Exercise description -> Rewrite everything from the start of the material down to the line containing "x-tick-label: 2020 — [498, 703, 518, 713]", swapping "Quarterly" for "Monthly" and leaving all else unchanged.

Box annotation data
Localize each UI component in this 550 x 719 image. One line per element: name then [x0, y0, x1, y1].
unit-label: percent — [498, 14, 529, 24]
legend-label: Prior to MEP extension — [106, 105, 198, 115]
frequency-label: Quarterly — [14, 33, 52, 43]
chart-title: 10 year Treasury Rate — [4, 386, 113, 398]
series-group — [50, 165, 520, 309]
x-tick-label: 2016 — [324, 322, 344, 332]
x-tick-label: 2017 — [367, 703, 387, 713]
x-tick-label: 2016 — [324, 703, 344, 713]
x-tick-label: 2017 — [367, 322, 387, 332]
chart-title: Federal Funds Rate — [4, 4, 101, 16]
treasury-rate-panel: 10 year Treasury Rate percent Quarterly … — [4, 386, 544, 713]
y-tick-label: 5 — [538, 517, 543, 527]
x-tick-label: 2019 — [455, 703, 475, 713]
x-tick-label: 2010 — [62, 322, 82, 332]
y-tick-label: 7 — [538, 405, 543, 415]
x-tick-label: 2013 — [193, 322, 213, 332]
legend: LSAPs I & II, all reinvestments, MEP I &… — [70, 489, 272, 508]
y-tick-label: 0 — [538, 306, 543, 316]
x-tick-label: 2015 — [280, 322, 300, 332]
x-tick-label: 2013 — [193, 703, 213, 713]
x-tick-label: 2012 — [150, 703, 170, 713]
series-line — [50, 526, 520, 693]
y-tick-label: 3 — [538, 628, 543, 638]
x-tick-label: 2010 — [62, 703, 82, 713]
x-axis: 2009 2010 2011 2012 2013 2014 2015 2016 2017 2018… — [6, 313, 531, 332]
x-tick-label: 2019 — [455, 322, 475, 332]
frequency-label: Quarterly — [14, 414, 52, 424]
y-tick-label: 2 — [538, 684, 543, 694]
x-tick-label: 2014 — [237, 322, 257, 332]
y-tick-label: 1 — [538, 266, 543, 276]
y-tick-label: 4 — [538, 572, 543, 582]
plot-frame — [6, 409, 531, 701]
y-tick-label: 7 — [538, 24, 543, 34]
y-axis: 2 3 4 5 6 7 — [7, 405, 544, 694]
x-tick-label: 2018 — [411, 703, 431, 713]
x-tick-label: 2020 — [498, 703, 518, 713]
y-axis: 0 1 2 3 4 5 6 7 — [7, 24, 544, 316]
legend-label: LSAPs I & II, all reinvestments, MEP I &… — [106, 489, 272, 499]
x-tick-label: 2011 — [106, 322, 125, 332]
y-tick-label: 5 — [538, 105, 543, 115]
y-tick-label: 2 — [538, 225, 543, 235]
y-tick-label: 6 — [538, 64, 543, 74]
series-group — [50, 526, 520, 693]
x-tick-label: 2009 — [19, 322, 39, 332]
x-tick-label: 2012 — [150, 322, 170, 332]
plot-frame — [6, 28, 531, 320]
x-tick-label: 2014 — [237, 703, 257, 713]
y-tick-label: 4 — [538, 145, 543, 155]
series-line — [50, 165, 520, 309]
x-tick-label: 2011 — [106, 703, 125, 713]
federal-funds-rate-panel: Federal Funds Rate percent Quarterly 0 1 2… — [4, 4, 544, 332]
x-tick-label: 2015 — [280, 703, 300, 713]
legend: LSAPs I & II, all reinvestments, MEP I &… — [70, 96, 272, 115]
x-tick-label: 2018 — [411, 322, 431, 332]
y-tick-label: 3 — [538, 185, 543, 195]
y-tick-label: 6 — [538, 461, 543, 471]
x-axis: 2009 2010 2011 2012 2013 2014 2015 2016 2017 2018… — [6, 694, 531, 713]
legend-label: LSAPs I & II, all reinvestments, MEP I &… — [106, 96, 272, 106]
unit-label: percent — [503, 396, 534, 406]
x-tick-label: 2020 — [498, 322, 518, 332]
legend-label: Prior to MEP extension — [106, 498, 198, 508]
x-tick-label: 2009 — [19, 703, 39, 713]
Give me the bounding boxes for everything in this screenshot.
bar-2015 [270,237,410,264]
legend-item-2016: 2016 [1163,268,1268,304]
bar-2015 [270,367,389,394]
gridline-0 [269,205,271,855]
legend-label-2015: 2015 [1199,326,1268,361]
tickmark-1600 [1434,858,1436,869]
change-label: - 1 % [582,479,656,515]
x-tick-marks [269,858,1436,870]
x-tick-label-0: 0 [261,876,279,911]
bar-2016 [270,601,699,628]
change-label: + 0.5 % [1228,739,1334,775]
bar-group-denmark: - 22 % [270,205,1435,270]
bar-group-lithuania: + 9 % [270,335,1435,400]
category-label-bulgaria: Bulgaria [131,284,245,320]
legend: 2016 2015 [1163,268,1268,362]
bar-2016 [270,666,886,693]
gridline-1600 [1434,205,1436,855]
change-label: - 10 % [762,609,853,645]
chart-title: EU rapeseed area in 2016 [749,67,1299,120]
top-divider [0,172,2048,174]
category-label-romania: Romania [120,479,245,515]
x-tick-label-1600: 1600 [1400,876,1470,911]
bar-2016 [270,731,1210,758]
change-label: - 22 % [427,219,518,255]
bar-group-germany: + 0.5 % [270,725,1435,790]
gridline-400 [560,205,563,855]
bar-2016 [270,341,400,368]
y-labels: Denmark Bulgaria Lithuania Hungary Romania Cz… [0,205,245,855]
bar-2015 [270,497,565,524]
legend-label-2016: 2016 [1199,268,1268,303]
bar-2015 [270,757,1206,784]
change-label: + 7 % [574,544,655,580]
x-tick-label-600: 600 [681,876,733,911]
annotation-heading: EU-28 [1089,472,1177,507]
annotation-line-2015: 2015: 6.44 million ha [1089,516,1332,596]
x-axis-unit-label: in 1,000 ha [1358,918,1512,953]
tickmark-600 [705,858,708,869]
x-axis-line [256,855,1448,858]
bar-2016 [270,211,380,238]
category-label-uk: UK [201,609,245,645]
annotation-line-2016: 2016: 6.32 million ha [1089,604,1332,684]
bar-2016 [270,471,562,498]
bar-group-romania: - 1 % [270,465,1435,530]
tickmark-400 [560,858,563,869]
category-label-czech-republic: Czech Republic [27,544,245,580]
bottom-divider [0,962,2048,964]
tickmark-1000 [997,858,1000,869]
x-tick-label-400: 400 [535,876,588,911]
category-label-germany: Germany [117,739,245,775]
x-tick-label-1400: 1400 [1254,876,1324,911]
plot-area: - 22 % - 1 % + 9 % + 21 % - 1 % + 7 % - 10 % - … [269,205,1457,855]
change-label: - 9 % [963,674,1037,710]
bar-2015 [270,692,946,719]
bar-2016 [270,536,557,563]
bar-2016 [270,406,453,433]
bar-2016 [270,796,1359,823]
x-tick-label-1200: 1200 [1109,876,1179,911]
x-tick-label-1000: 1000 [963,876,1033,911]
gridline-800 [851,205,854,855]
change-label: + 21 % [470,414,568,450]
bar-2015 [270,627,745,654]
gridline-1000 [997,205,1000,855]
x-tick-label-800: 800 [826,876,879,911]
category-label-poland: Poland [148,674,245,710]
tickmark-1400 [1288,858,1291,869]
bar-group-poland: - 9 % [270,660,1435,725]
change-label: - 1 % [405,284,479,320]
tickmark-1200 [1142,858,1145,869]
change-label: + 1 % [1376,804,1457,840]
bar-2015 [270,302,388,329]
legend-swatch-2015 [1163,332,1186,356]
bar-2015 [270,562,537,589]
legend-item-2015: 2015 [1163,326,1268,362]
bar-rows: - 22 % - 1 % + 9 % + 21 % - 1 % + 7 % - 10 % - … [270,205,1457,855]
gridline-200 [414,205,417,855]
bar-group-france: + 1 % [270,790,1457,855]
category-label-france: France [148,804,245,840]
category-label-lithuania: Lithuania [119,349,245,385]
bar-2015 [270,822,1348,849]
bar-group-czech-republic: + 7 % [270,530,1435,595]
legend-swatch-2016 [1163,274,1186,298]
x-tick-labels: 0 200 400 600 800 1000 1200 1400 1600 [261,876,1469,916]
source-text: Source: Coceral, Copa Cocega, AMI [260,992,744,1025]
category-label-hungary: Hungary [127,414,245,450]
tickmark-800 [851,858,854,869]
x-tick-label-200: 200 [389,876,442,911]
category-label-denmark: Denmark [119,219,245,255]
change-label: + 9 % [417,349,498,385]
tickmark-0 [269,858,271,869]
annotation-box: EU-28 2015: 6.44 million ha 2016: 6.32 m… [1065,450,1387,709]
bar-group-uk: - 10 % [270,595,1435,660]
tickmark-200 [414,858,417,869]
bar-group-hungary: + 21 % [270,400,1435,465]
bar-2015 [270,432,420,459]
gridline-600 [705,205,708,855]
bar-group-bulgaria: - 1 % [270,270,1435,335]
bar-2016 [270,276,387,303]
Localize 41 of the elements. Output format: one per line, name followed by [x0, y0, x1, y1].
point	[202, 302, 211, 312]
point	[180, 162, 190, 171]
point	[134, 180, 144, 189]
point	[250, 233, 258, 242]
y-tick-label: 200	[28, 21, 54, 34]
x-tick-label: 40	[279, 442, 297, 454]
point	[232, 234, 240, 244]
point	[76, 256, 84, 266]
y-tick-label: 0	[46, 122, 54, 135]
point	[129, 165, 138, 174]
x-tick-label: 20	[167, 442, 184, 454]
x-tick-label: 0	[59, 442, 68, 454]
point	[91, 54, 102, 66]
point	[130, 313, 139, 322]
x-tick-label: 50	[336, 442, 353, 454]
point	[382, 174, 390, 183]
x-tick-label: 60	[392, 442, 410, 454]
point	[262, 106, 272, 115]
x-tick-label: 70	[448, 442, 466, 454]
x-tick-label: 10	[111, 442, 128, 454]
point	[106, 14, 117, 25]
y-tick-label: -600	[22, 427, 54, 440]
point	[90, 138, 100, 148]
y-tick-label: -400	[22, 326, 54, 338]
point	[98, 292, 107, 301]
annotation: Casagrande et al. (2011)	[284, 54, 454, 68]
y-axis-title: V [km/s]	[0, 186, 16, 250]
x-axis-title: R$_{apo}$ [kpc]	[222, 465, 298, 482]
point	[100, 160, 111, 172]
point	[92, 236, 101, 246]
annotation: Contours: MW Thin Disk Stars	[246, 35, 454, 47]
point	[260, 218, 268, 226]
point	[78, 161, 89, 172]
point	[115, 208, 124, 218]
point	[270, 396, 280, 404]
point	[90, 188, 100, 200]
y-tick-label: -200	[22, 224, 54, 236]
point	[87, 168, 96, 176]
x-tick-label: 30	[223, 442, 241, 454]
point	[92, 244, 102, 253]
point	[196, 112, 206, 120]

Written solution ->
Localize each UI component in this 550 x 719 image. One line per element: name then [x0, y0, x1, y1].
unit-label: percent — [498, 14, 529, 24]
legend-label: Prior to MEP extension — [106, 105, 198, 115]
frequency-label: Monthly — [14, 33, 52, 43]
chart-title: 10 year Treasury Rate — [4, 386, 113, 398]
series-group — [50, 165, 520, 309]
x-tick-label: 2016 — [324, 322, 344, 332]
x-tick-label: 2017 — [367, 703, 387, 713]
x-tick-label: 2016 — [324, 703, 344, 713]
x-tick-label: 2017 — [367, 322, 387, 332]
chart-title: Federal Funds Rate — [4, 4, 101, 16]
treasury-rate-panel: 10 year Treasury Rate percent Monthly … — [4, 386, 544, 713]
y-tick-label: 5 — [538, 517, 543, 527]
x-tick-label: 2019 — [455, 703, 475, 713]
x-tick-label: 2010 — [62, 322, 82, 332]
y-tick-label: 7 — [538, 405, 543, 415]
x-tick-label: 2013 — [193, 322, 213, 332]
legend: LSAPs I & II, all reinvestments, MEP I &… — [70, 489, 272, 508]
y-tick-label: 0 — [538, 306, 543, 316]
x-tick-label: 2015 — [280, 322, 300, 332]
x-tick-label: 2013 — [193, 703, 213, 713]
x-tick-label: 2012 — [150, 703, 170, 713]
series-line — [50, 526, 520, 693]
y-tick-label: 3 — [538, 628, 543, 638]
x-tick-label: 2010 — [62, 703, 82, 713]
x-axis: 2009 2010 2011 2012 2013 2014 2015 2016 2017 2018… — [6, 313, 531, 332]
x-tick-label: 2019 — [455, 322, 475, 332]
frequency-label: Monthly — [14, 414, 52, 424]
y-tick-label: 2 — [538, 684, 543, 694]
x-tick-label: 2014 — [237, 322, 257, 332]
y-tick-label: 1 — [538, 266, 543, 276]
y-tick-label: 4 — [538, 572, 543, 582]
plot-frame — [6, 409, 531, 701]
y-tick-label: 7 — [538, 24, 543, 34]
y-axis: 2 3 4 5 6 7 — [7, 405, 544, 694]
x-tick-label: 2018 — [411, 703, 431, 713]
x-tick-label: 2020 — [498, 703, 518, 713]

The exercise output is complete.